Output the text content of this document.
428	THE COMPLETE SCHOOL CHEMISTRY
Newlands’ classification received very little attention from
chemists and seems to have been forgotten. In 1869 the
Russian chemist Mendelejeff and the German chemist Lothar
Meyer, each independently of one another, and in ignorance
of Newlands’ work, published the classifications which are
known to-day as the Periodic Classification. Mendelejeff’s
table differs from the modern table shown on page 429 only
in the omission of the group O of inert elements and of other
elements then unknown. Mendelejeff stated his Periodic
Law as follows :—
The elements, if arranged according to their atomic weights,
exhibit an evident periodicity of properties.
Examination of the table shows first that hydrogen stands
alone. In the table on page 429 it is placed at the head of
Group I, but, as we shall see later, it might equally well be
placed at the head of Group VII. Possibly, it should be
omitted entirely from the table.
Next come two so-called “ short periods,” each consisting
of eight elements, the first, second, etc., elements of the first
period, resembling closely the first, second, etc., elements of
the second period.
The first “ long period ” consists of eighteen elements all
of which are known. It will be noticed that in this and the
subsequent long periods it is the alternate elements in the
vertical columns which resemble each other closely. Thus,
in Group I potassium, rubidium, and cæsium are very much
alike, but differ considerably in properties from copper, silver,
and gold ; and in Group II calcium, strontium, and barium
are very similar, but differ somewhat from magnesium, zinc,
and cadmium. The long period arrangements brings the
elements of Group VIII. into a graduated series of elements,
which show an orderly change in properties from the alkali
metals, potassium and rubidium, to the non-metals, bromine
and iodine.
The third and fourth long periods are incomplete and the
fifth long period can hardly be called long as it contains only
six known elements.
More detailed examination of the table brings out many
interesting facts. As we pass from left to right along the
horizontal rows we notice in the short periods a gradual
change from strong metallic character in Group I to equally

**Your task**
Please quote the data above in full, with no line missing.

**Response to this exercise**
Output the text content of this document.
428	THE COMPLETE SCHOOL CHEMISTRY
Newlands’ classification received very little attention from
chemists and seems to have been forgotten. In 1869 the
Russian chemist Mendelejeff and the German chemist Lothar
Meyer, each independently of one another, and in ignorance
of Newlands’ work, published the classifications which are
known to-day as the Periodic Classification. Mendelejeff’s
table differs from the modern table shown on page 429 only
in the omission of the group O of inert elements and of other
elements then unknown. Mendelejeff stated his Periodic
Law as follows :—
The elements, if arranged according to their atomic weights,
exhibit an evident periodicity of properties.
Examination of the table shows first that hydrogen stands
alone. In the table on page 429 it is placed at the head of
Group I, but, as we shall see later, it might equally well be
placed at the head of Group VII. Possibly, it should be
omitted entirely from the table.
Next come two so-called “ short periods,” each consisting
of eight elements, the first, second, etc., elements of the first
period, resembling closely the first, second, etc., elements of
the second period.
The first “ long period ” consists of eighteen elements all
of which are known. It will be noticed that in this and the
subsequent long periods it is the alternate elements in the
vertical columns which resemble each other closely. Thus,
in Group I potassium, rubidium, and cæsium are very much
alike, but differ considerably in properties from copper, silver,
and gold ; and in Group II calcium, strontium, and barium
are very similar, but differ somewhat from magnesium, zinc,
and cadmium. The long period arrangements brings the
elements of Group VIII. into a graduated series of elements,
which show an orderly change in properties from the alkali
metals, potassium and rubidium, to the non-metals, bromine
and iodine.
The third and fourth long periods are incomplete and the
fifth long period can hardly be called long as it contains only
six known elements.
More detailed examination of the table brings out many
interesting facts. As we pass from left to right along the
horizontal rows we notice in the short periods a gradual
change from strong metallic character in Group I to equally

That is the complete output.